### Requirement
Retype each entry below exactly as it stands.
* Begin *
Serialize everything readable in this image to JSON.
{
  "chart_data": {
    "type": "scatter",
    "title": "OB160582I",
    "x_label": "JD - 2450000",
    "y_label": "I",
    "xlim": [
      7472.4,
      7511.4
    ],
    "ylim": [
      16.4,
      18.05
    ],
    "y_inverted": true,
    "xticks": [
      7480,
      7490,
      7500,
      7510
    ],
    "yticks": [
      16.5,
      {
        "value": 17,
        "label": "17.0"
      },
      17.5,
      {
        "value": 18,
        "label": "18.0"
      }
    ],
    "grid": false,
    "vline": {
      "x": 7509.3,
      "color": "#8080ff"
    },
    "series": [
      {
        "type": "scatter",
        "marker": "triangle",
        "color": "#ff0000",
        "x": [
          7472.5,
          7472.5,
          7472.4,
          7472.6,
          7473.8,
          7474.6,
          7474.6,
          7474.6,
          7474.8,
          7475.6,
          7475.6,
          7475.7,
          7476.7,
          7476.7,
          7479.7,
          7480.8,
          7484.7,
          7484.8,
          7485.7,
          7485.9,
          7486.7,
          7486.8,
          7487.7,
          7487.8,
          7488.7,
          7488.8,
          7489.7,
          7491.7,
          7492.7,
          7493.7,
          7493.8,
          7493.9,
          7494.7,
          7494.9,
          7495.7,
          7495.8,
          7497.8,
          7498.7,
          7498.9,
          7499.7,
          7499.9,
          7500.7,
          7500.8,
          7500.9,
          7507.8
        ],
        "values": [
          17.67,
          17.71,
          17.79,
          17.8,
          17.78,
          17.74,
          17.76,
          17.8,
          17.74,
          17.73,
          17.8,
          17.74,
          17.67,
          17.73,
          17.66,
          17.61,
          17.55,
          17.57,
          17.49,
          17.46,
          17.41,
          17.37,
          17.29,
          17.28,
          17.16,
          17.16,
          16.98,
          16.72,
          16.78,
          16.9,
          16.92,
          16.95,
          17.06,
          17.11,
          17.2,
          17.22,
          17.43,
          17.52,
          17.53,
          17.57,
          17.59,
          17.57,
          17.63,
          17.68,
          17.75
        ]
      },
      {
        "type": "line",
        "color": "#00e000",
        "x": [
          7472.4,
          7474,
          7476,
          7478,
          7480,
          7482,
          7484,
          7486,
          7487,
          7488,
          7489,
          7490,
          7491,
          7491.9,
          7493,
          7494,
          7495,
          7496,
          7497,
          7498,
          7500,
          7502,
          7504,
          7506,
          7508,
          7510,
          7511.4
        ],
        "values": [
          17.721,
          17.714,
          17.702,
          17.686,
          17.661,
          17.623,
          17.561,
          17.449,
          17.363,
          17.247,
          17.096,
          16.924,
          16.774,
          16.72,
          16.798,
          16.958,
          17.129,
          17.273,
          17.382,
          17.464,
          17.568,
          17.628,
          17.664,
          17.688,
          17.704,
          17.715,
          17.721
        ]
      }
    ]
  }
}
* End *
### Complete answer
Serialize everything readable in this image to JSON.
{
  "chart_data": {
    "type": "scatter",
    "title": "OB160582I",
    "x_label": "JD - 2450000",
    "y_label": "I",
    "xlim": [
      7472.4,
      7511.4
    ],
    "ylim": [
      16.4,
      18.05
    ],
    "y_inverted": true,
    "xticks": [
      7480,
      7490,
      7500,
      7510
    ],
    "yticks": [
      16.5,
      {
        "value": 17,
        "label": "17.0"
      },
      17.5,
      {
        "value": 18,
        "label": "18.0"
      }
    ],
    "grid": false,
    "vline": {
      "x": 7509.3,
      "color": "#8080ff"
    },
    "series": [
      {
        "type": "scatter",
        "marker": "triangle",
        "color": "#ff0000",
        "x": [
          7472.5,
          7472.5,
          7472.4,
          7472.6,
          7473.8,
          7474.6,
          7474.6,
          7474.6,
          7474.8,
          7475.6,
          7475.6,
          7475.7,
          7476.7,
          7476.7,
          7479.7,
          7480.8,
          7484.7,
          7484.8,
          7485.7,
          7485.9,
          7486.7,
          7486.8,
          7487.7,
          7487.8,
          7488.7,
          7488.8,
          7489.7,
          7491.7,
          7492.7,
          7493.7,
          7493.8,
          7493.9,
          7494.7,
          7494.9,
          7495.7,
          7495.8,
          7497.8,
          7498.7,
          7498.9,
          7499.7,
          7499.9,
          7500.7,
          7500.8,
          7500.9,
          7507.8
        ],
        "values": [
          17.67,
          17.71,
          17.79,
          17.8,
          17.78,
          17.74,
          17.76,
          17.8,
          17.74,
          17.73,
          17.8,
          17.74,
          17.67,
          17.73,
          17.66,
          17.61,
          17.55,
          17.57,
          17.49,
          17.46,
          17.41,
          17.37,
          17.29,
          17.28,
          17.16,
          17.16,
          16.98,
          16.72,
          16.78,
          16.9,
          16.92,
          16.95,
          17.06,
          17.11,
          17.2,
          17.22,
          17.43,
          17.52,
          17.53,
          17.57,
          17.59,
          17.57,
          17.63,
          17.68,
          17.75
        ]
      },
      {
        "type": "line",
        "color": "#00e000",
        "x": [
          7472.4,
          7474,
          7476,
          7478,
          7480,
          7482,
          7484,
          7486,
          7487,
          7488,
          7489,
          7490,
          7491,
          7491.9,
          7493,
          7494,
          7495,
          7496,
          7497,
          7498,
          7500,
          7502,
          7504,
          7506,
          7508,
          7510,
          7511.4
        ],
        "values": [
          17.721,
          17.714,
          17.702,
          17.686,
          17.661,
          17.623,
          17.561,
          17.449,
          17.363,
          17.247,
          17.096,
          16.924,
          16.774,
          16.72,
          16.798,
          16.958,
          17.129,
          17.273,
          17.382,
          17.464,
          17.568,
          17.628,
          17.664,
          17.688,
          17.704,
          17.715,
          17.721
        ]
      }
    ]
  }
}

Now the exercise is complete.